Given exercise | Lines holding the string "VIIб" are the ones to copy; find them all in the data.

Supplied records |

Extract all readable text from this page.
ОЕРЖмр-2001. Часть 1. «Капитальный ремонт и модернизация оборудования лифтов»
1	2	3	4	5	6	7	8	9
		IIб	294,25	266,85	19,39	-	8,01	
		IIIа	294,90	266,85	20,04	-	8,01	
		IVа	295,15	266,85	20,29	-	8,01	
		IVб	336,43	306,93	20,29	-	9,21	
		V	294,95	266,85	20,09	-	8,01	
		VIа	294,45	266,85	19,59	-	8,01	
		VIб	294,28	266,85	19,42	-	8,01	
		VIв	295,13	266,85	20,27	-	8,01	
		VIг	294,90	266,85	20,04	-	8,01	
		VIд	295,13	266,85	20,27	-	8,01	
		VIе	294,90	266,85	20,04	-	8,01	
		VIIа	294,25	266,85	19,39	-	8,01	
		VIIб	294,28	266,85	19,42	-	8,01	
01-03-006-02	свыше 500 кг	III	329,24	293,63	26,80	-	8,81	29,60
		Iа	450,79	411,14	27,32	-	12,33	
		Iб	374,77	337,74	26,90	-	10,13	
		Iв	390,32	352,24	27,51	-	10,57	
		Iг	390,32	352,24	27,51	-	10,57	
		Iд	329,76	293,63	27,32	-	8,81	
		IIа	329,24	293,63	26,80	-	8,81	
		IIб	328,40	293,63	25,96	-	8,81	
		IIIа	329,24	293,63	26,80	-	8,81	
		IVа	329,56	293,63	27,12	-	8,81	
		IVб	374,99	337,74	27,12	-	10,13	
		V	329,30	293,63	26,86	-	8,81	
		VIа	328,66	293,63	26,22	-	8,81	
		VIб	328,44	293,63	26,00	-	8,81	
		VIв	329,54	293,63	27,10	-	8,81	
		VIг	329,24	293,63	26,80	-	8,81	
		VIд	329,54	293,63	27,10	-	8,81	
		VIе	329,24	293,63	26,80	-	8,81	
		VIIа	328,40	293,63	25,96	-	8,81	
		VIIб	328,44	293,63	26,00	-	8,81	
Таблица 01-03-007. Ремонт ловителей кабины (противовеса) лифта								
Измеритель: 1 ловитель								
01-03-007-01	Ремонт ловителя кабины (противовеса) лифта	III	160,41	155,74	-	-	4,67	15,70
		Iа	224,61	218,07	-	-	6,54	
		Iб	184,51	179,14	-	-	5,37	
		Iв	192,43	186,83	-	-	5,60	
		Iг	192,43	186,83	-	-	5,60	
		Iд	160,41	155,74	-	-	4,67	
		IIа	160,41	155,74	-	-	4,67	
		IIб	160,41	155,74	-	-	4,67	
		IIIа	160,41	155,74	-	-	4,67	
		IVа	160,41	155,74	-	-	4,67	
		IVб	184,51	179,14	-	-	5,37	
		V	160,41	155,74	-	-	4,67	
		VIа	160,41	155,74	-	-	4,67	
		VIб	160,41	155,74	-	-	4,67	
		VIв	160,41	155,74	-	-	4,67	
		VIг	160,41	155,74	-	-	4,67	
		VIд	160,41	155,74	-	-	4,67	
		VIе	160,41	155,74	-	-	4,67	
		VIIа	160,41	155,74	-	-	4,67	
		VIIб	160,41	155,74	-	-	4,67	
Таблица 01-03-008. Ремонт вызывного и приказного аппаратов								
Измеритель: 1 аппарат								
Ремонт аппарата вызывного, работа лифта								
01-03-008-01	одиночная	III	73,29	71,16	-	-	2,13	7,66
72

Reply |
		VIIб	294,28	266,85	19,42	-	8,01	
		VIIб	328,44	293,63	26,00	-	8,81	
		VIIб	160,41	155,74	-	-	4,67	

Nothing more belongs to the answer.